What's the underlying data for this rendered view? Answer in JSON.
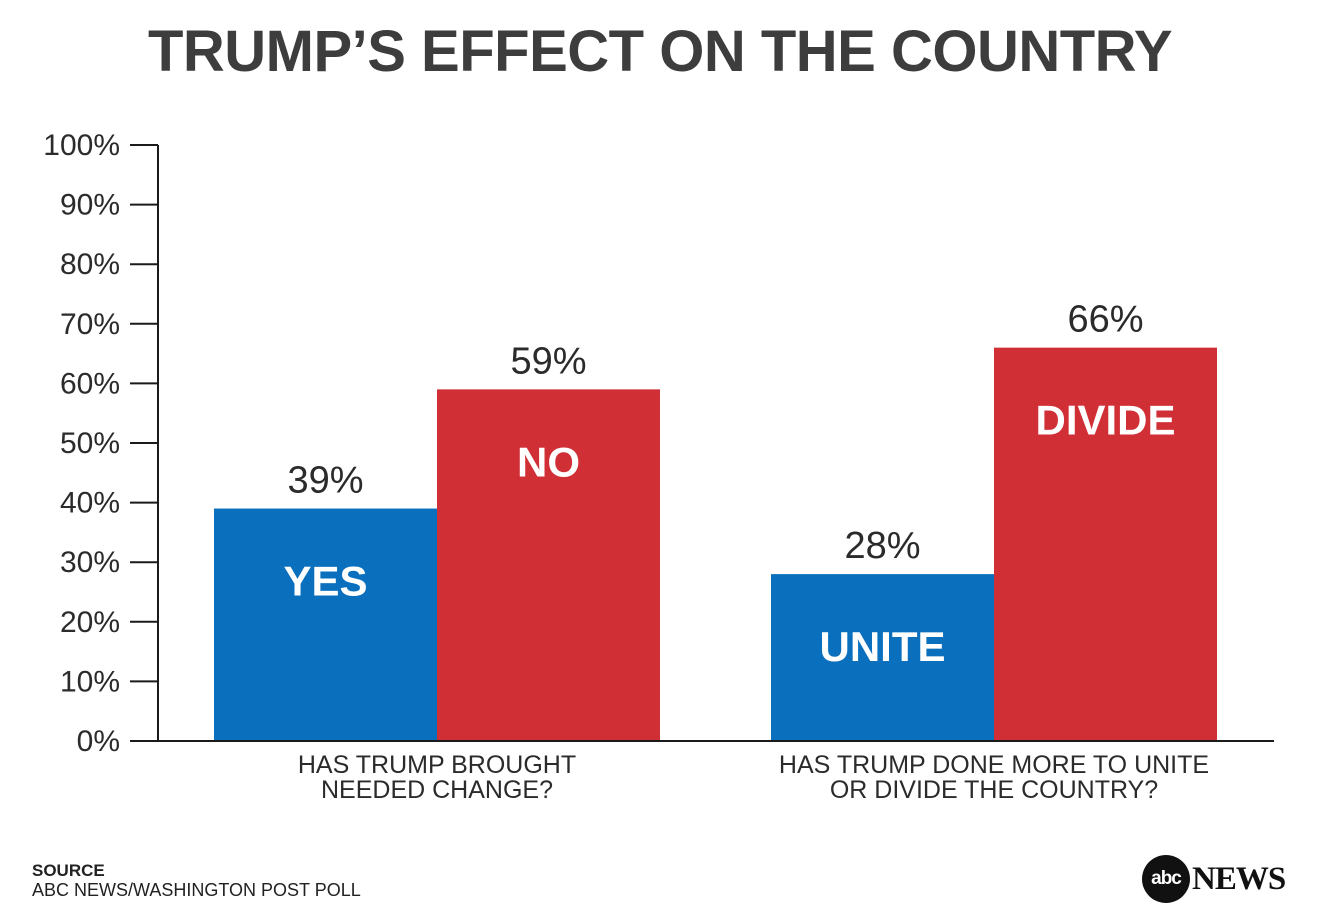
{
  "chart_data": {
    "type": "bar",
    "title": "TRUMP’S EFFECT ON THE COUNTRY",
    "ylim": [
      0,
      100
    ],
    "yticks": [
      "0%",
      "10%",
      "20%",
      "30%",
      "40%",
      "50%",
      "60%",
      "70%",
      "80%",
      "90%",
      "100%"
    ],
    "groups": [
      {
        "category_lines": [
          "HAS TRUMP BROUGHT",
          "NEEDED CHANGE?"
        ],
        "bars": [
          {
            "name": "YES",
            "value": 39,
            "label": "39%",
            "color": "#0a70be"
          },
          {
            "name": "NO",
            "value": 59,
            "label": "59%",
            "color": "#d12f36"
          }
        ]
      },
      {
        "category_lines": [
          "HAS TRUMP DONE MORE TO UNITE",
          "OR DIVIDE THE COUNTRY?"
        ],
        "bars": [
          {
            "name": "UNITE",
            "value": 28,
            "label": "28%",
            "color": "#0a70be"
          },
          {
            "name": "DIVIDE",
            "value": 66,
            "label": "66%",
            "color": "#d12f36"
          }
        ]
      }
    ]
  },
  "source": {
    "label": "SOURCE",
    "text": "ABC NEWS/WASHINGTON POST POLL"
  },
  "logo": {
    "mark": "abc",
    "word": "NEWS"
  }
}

_What you should do_
Transcribe the records above exactly as they appear, leaving out any pictures.

_Exercise output_
What's the underlying data for this rendered view? Answer in JSON.
{
  "chart_data": {
    "type": "bar",
    "title": "TRUMP’S EFFECT ON THE COUNTRY",
    "ylim": [
      0,
      100
    ],
    "yticks": [
      "0%",
      "10%",
      "20%",
      "30%",
      "40%",
      "50%",
      "60%",
      "70%",
      "80%",
      "90%",
      "100%"
    ],
    "groups": [
      {
        "category_lines": [
          "HAS TRUMP BROUGHT",
          "NEEDED CHANGE?"
        ],
        "bars": [
          {
            "name": "YES",
            "value": 39,
            "label": "39%",
            "color": "#0a70be"
          },
          {
            "name": "NO",
            "value": 59,
            "label": "59%",
            "color": "#d12f36"
          }
        ]
      },
      {
        "category_lines": [
          "HAS TRUMP DONE MORE TO UNITE",
          "OR DIVIDE THE COUNTRY?"
        ],
        "bars": [
          {
            "name": "UNITE",
            "value": 28,
            "label": "28%",
            "color": "#0a70be"
          },
          {
            "name": "DIVIDE",
            "value": 66,
            "label": "66%",
            "color": "#d12f36"
          }
        ]
      }
    ]
  },
  "source": {
    "label": "SOURCE",
    "text": "ABC NEWS/WASHINGTON POST POLL"
  },
  "logo": {
    "mark": "abc",
    "word": "NEWS"
  }
}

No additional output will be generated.